• **What to produce**
Identify all lines in the listing that include the word "Patterns", and copy them out.
*****
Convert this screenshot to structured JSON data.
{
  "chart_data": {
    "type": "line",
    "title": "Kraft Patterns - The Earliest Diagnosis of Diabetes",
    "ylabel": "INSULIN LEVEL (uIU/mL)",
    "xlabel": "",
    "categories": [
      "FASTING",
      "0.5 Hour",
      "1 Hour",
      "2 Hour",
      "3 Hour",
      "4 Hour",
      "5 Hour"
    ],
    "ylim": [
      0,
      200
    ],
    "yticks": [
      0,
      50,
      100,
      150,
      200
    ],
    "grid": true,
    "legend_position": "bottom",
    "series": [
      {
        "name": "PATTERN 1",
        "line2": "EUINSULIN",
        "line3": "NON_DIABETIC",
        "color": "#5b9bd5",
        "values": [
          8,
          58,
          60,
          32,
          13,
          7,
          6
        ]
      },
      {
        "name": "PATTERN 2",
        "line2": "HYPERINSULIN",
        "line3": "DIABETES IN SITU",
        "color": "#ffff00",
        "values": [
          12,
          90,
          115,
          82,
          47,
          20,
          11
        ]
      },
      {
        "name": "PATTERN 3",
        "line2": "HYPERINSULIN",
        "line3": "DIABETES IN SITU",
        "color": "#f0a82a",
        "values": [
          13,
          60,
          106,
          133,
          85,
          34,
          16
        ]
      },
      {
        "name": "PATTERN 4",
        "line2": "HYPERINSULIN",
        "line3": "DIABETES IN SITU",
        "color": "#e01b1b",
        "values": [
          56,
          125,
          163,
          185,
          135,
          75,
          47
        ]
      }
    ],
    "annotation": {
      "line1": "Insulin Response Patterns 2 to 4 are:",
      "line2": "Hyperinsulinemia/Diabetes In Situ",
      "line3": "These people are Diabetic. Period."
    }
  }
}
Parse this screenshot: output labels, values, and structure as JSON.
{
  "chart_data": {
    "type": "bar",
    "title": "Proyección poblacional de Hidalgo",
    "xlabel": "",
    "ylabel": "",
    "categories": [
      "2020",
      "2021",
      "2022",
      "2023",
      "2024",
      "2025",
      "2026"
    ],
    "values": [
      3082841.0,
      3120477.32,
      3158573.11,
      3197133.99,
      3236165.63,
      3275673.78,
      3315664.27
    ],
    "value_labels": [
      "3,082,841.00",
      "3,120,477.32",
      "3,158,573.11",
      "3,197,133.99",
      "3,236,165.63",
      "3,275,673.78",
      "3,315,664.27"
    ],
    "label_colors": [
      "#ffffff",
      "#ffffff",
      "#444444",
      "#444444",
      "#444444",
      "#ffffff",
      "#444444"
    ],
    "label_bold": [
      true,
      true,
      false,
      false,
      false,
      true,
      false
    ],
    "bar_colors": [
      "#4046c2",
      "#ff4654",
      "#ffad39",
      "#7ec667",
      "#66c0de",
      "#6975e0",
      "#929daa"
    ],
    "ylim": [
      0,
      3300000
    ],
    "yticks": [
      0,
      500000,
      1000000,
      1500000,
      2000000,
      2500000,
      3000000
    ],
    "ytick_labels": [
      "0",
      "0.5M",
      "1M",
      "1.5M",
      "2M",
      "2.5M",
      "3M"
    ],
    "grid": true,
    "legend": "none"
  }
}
*****
• **Solution below**
    "title": "Kraft Patterns - The Earliest Diagnosis of Diabetes",
      "line1": "Insulin Response Patterns 2 to 4 are:",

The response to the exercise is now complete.